■ **Instructions to follow**
Reproduce all records exactly.
───── Items
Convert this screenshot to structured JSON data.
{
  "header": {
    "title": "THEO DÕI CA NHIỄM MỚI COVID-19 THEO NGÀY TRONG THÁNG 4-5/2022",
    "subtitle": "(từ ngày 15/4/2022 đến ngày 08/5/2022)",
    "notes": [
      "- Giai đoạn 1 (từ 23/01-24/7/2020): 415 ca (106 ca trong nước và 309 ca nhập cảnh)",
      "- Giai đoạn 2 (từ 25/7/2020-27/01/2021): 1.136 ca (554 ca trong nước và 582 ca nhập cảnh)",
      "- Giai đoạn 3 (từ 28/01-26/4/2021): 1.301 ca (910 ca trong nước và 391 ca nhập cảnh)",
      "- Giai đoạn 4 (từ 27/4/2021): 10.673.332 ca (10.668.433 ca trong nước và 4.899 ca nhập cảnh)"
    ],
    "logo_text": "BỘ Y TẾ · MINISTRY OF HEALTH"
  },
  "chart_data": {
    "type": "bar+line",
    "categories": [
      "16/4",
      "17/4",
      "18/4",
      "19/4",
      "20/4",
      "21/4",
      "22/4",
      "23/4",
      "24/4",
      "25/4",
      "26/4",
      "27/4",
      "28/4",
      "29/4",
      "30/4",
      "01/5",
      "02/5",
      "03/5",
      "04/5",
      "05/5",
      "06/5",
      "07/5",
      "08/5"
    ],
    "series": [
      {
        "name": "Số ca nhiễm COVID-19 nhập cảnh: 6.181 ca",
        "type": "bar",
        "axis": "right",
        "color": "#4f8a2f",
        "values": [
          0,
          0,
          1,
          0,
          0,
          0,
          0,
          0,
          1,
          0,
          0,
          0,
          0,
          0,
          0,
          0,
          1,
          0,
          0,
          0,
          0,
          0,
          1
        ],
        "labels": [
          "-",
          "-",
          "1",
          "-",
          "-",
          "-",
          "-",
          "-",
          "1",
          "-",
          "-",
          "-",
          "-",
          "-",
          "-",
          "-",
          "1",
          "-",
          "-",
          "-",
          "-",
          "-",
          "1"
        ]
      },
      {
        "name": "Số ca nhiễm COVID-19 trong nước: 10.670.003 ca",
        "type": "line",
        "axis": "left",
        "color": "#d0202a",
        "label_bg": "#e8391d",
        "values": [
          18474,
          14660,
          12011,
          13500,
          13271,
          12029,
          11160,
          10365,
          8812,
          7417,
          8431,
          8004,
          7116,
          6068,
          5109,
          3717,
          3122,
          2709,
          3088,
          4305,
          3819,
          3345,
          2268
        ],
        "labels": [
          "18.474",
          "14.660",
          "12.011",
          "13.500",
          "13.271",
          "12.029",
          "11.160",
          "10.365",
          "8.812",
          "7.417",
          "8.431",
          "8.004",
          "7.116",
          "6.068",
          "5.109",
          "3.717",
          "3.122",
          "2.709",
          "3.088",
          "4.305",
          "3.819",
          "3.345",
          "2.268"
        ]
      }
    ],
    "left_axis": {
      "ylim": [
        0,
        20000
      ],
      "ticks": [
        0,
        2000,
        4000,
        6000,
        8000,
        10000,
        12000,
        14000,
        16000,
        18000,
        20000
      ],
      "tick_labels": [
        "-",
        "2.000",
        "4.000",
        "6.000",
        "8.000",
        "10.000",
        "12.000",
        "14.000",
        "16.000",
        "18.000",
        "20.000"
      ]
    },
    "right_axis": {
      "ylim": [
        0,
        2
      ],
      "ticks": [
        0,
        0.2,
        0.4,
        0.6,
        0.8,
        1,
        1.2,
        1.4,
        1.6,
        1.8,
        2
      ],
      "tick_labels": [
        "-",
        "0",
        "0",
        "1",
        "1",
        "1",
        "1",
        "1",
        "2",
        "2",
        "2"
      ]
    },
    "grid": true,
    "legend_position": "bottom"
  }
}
──────────
■ **Exercise output**
Convert this screenshot to structured JSON data.
{
  "header": {
    "title": "THEO DÕI CA NHIỄM MỚI COVID-19 THEO NGÀY TRONG THÁNG 4-5/2022",
    "subtitle": "(từ ngày 15/4/2022 đến ngày 08/5/2022)",
    "notes": [
      "- Giai đoạn 1 (từ 23/01-24/7/2020): 415 ca (106 ca trong nước và 309 ca nhập cảnh)",
      "- Giai đoạn 2 (từ 25/7/2020-27/01/2021): 1.136 ca (554 ca trong nước và 582 ca nhập cảnh)",
      "- Giai đoạn 3 (từ 28/01-26/4/2021): 1.301 ca (910 ca trong nước và 391 ca nhập cảnh)",
      "- Giai đoạn 4 (từ 27/4/2021): 10.673.332 ca (10.668.433 ca trong nước và 4.899 ca nhập cảnh)"
    ],
    "logo_text": "BỘ Y TẾ · MINISTRY OF HEALTH"
  },
  "chart_data": {
    "type": "bar+line",
    "categories": [
      "16/4",
      "17/4",
      "18/4",
      "19/4",
      "20/4",
      "21/4",
      "22/4",
      "23/4",
      "24/4",
      "25/4",
      "26/4",
      "27/4",
      "28/4",
      "29/4",
      "30/4",
      "01/5",
      "02/5",
      "03/5",
      "04/5",
      "05/5",
      "06/5",
      "07/5",
      "08/5"
    ],
    "series": [
      {
        "name": "Số ca nhiễm COVID-19 nhập cảnh: 6.181 ca",
        "type": "bar",
        "axis": "right",
        "color": "#4f8a2f",
        "values": [
          0,
          0,
          1,
          0,
          0,
          0,
          0,
          0,
          1,
          0,
          0,
          0,
          0,
          0,
          0,
          0,
          1,
          0,
          0,
          0,
          0,
          0,
          1
        ],
        "labels": [
          "-",
          "-",
          "1",
          "-",
          "-",
          "-",
          "-",
          "-",
          "1",
          "-",
          "-",
          "-",
          "-",
          "-",
          "-",
          "-",
          "1",
          "-",
          "-",
          "-",
          "-",
          "-",
          "1"
        ]
      },
      {
        "name": "Số ca nhiễm COVID-19 trong nước: 10.670.003 ca",
        "type": "line",
        "axis": "left",
        "color": "#d0202a",
        "label_bg": "#e8391d",
        "values": [
          18474,
          14660,
          12011,
          13500,
          13271,
          12029,
          11160,
          10365,
          8812,
          7417,
          8431,
          8004,
          7116,
          6068,
          5109,
          3717,
          3122,
          2709,
          3088,
          4305,
          3819,
          3345,
          2268
        ],
        "labels": [
          "18.474",
          "14.660",
          "12.011",
          "13.500",
          "13.271",
          "12.029",
          "11.160",
          "10.365",
          "8.812",
          "7.417",
          "8.431",
          "8.004",
          "7.116",
          "6.068",
          "5.109",
          "3.717",
          "3.122",
          "2.709",
          "3.088",
          "4.305",
          "3.819",
          "3.345",
          "2.268"
        ]
      }
    ],
    "left_axis": {
      "ylim": [
        0,
        20000
      ],
      "ticks": [
        0,
        2000,
        4000,
        6000,
        8000,
        10000,
        12000,
        14000,
        16000,
        18000,
        20000
      ],
      "tick_labels": [
        "-",
        "2.000",
        "4.000",
        "6.000",
        "8.000",
        "10.000",
        "12.000",
        "14.000",
        "16.000",
        "18.000",
        "20.000"
      ]
    },
    "right_axis": {
      "ylim": [
        0,
        2
      ],
      "ticks": [
        0,
        0.2,
        0.4,
        0.6,
        0.8,
        1,
        1.2,
        1.4,
        1.6,
        1.8,
        2
      ],
      "tick_labels": [
        "-",
        "0",
        "0",
        "1",
        "1",
        "1",
        "1",
        "1",
        "2",
        "2",
        "2"
      ]
    },
    "grid": true,
    "legend_position": "bottom"
  }
}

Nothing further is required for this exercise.